■ **Instructions for the task**: Once the images are removed, repeat all of the entries exactly.

[Data records]
________________

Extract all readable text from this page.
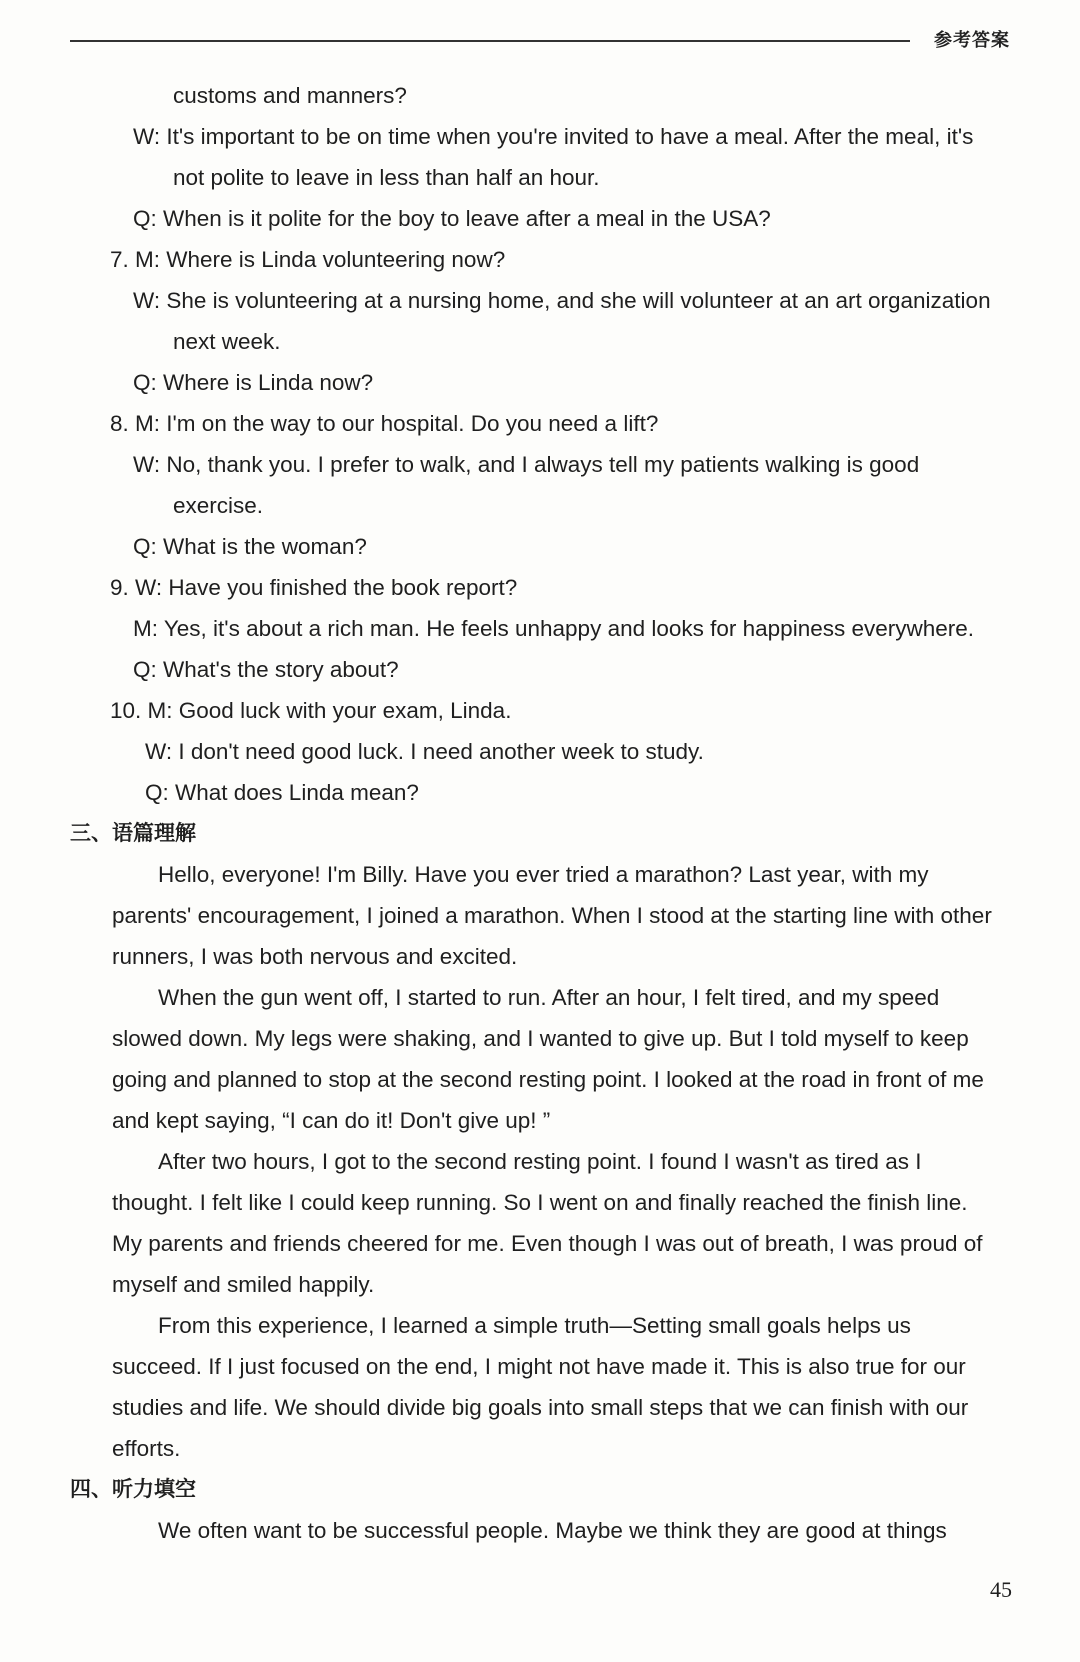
参考答案
customs and manners?
W: It's important to be on time when you're invited to have a meal. After the meal, it's
not polite to leave in less than half an hour.
Q: When is it polite for the boy to leave after a meal in the USA?
7. M: Where is Linda volunteering now?
W: She is volunteering at a nursing home, and she will volunteer at an art organization
next week.
Q: Where is Linda now?
8. M: I'm on the way to our hospital. Do you need a lift?
W: No, thank you. I prefer to walk, and I always tell my patients walking is good
exercise.
Q: What is the woman?
9. W: Have you finished the book report?
M: Yes, it's about a rich man. He feels unhappy and looks for happiness everywhere.
Q: What's the story about?
10. M: Good luck with your exam, Linda.
W: I don't need good luck. I need another week to study.
Q: What does Linda mean?
三、语篇理解
Hello, everyone! I'm Billy. Have you ever tried a marathon? Last year, with my
parents' encouragement, I joined a marathon. When I stood at the starting line with other
runners, I was both nervous and excited.
When the gun went off, I started to run. After an hour, I felt tired, and my speed
slowed down. My legs were shaking, and I wanted to give up. But I told myself to keep
going and planned to stop at the second resting point. I looked at the road in front of me
and kept saying, “I can do it! Don't give up! ”
After two hours, I got to the second resting point. I found I wasn't as tired as I
thought. I felt like I could keep running. So I went on and finally reached the finish line.
My parents and friends cheered for me. Even though I was out of breath, I was proud of
myself and smiled happily.
From this experience, I learned a simple truth—Setting small goals helps us
succeed. If I just focused on the end, I might not have made it. This is also true for our
studies and life. We should divide big goals into small steps that we can finish with our
efforts.
四、听力填空
We often want to be successful people. Maybe we think they are good at things
45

________________

■ **Finished exercise**:
Extract all readable text from this page.
参考答案
customs and manners?
W: It's important to be on time when you're invited to have a meal. After the meal, it's
not polite to leave in less than half an hour.
Q: When is it polite for the boy to leave after a meal in the USA?
7. M: Where is Linda volunteering now?
W: She is volunteering at a nursing home, and she will volunteer at an art organization
next week.
Q: Where is Linda now?
8. M: I'm on the way to our hospital. Do you need a lift?
W: No, thank you. I prefer to walk, and I always tell my patients walking is good
exercise.
Q: What is the woman?
9. W: Have you finished the book report?
M: Yes, it's about a rich man. He feels unhappy and looks for happiness everywhere.
Q: What's the story about?
10. M: Good luck with your exam, Linda.
W: I don't need good luck. I need another week to study.
Q: What does Linda mean?
三、语篇理解
Hello, everyone! I'm Billy. Have you ever tried a marathon? Last year, with my
parents' encouragement, I joined a marathon. When I stood at the starting line with other
runners, I was both nervous and excited.
When the gun went off, I started to run. After an hour, I felt tired, and my speed
slowed down. My legs were shaking, and I wanted to give up. But I told myself to keep
going and planned to stop at the second resting point. I looked at the road in front of me
and kept saying, “I can do it! Don't give up! ”
After two hours, I got to the second resting point. I found I wasn't as tired as I
thought. I felt like I could keep running. So I went on and finally reached the finish line.
My parents and friends cheered for me. Even though I was out of breath, I was proud of
myself and smiled happily.
From this experience, I learned a simple truth—Setting small goals helps us
succeed. If I just focused on the end, I might not have made it. This is also true for our
studies and life. We should divide big goals into small steps that we can finish with our
efforts.
四、听力填空
We often want to be successful people. Maybe we think they are good at things
45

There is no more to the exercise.